● **STATED GOAL**
Among the lines below, count those containing the word "bordo". Give the number only.

(Dataset entries)

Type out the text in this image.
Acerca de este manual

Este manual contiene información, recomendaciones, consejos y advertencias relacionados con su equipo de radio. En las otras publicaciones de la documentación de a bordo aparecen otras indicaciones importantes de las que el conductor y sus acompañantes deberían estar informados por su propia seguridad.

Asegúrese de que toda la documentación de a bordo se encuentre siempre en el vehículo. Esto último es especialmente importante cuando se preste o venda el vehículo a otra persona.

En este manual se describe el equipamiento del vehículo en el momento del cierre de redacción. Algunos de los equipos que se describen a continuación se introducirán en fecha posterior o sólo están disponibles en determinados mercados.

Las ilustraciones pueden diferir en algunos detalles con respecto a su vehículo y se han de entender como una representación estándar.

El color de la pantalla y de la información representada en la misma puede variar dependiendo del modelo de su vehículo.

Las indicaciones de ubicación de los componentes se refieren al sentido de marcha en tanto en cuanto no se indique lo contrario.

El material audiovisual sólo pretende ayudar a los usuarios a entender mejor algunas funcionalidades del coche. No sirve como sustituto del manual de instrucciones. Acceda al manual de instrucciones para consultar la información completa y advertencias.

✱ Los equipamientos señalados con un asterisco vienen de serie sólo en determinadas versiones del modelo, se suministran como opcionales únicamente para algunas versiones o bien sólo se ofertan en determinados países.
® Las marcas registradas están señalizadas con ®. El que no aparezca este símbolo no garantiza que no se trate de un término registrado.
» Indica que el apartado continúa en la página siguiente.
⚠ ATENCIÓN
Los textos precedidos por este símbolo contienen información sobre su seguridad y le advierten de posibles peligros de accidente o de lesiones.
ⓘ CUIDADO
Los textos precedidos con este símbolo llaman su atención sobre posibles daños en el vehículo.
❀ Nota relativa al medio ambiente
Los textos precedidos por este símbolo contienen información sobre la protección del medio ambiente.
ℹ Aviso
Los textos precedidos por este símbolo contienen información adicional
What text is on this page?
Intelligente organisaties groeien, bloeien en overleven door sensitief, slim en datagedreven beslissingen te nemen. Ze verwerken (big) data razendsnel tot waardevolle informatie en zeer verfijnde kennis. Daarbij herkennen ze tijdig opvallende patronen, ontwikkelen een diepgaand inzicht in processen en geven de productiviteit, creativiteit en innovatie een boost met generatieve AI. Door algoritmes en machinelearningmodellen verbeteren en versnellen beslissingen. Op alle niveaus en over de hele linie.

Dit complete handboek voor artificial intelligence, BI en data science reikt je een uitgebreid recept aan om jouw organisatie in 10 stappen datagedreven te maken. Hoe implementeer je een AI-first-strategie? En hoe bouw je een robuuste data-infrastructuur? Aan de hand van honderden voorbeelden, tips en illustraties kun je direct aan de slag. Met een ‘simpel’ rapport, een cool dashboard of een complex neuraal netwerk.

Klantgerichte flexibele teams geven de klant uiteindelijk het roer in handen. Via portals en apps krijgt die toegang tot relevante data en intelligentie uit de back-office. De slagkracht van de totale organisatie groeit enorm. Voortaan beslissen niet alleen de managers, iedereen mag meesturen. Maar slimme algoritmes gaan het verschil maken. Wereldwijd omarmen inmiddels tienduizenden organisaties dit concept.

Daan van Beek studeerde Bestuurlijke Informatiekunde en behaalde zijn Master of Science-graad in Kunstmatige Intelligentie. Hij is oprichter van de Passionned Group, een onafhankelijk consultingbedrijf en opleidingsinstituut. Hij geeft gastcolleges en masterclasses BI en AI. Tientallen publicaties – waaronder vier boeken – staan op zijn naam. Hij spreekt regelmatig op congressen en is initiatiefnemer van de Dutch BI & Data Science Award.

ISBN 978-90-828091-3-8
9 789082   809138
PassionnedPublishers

● **SOLUTION TO THIS PROBLEM**
2